The accelerator experts Catalyst Fund has gained $15 million of support funds from JP Morgan and UK Aid and they intend to use the money for 30 fintech startup companies in Africa, Asia, and Latin America over three years. The Boston based company gives mentorship and non-equity funding to startup companies in their early stages and drive them to the goal of financial inclusion in emerging and frontier markets.
In summary, they do provide funds to startup companies that do not have access to basic financial services, like a bank account, credit or lending options.
Catalyst Fund is selecting 10 fintech startups yearly from five countries: Kenya, Nigeria, South Africa, India, and Mexico. Selected companies will be given funds in the form of grants and then go through their six-month accelerator mentorship program. If you wish to apply or want more detailed info to apply here.

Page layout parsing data
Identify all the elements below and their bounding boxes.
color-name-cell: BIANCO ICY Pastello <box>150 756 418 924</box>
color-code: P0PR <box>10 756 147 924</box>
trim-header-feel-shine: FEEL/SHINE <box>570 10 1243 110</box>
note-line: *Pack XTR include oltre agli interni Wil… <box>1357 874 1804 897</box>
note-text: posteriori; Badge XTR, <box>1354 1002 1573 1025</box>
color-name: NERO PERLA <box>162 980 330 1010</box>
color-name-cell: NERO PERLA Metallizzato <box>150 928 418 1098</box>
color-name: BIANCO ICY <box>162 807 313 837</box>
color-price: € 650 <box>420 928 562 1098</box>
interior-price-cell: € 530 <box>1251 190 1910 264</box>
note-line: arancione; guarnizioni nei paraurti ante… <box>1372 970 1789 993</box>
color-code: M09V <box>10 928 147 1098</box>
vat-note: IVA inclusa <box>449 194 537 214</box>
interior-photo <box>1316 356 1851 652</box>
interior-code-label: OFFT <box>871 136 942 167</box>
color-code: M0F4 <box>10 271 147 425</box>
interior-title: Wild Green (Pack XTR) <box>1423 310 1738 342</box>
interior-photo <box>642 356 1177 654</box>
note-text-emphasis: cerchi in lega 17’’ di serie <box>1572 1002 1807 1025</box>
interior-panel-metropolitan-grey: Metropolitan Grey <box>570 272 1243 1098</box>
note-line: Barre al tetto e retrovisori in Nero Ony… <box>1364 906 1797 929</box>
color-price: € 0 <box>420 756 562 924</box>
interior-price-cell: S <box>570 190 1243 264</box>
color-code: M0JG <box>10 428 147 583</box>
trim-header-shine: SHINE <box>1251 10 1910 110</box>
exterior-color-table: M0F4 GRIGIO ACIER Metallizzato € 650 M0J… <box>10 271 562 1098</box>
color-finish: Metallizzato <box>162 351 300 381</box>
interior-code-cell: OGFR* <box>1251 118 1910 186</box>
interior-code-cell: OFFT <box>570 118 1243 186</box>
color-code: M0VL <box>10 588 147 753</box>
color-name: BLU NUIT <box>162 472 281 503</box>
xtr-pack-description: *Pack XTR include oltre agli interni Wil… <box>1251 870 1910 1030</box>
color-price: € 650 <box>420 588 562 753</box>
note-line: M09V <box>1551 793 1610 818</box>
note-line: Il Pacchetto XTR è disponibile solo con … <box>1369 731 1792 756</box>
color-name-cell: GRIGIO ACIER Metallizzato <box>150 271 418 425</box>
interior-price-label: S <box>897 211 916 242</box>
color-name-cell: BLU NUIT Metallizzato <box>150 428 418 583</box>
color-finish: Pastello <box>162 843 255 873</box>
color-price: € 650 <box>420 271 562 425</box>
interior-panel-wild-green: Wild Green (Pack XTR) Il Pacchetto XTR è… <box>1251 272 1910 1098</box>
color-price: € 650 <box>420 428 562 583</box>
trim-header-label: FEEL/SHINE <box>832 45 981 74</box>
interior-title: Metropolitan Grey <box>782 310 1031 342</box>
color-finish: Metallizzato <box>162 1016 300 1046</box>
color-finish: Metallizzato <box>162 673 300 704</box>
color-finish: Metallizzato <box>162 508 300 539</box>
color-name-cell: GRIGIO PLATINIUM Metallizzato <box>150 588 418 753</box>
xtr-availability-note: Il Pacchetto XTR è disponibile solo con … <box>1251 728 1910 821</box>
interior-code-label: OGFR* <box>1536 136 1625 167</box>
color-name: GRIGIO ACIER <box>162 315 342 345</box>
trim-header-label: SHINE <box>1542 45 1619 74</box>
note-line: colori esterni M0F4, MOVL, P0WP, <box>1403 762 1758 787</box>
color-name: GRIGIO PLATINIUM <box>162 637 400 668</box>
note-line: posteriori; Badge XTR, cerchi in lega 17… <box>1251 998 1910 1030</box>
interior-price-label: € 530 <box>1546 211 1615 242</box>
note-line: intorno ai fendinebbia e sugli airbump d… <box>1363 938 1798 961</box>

TASKS TO COMPLETE:
1 - Copy the Catalyst Fund article word for word, from "In summary, they" to "to apply here.".
2 - Write a continuation of the article on Catalyst Fund's fintech grants, starting after its final sentence.

ANSWERS PROVIDED:
1 -
In summary, they do provide funds to startup companies that do not have access to basic financial services, like a bank account, credit or lending options.
Catalyst Fund is selecting 10 fintech startups yearly from five countries: Kenya, Nigeria, South Africa, India, and Mexico. Selected companies will be given funds in the form of grants and then go through their six-month accelerator mentorship program. If you wish to apply or want more detailed info to apply here.

2 -
“We’re offering grants of up to $100,000 to early-stage companies, plus venture building support…and really…putting these companies on a path to product-market fit,” Catalyst Fund Director Maelis Carraro told TechCrunch.
Selected companies will gain exposure to the fund’s investor network and investor advisory committee that include Accion and 500 Startups. With the available funds, the Catalyst Fund will be adding more global partners that support accelerator programs to make the program well educated. The list of such partners is not yet out but Carraro did mention two potential partners which are India’s Yes Bank and the University of Cambridge.
Catalyst fund has a success title of 25 accelerated startups through its program. Such as African payments venture ChipperCash and SokoWatch. They have been a huge success that we’re able to raise seven-figure rounds and grow well into new markets.
The fintech accelerator company was founded in2016 and backed up with funds by JP Morgan and the Bill & Melinda Gates Foundation. But it’s now supported and managed by Rockefeller Philanthropy Advisors and global tech consulting firm BFA.
Africa fintech startups have been the most sorted and efficient in their accelerator companies comprising 56% of the portfolio into 2019.
They are more interested in Africa because they see there are major goldmines in the continent but lack of funds makes it hard for them to progress.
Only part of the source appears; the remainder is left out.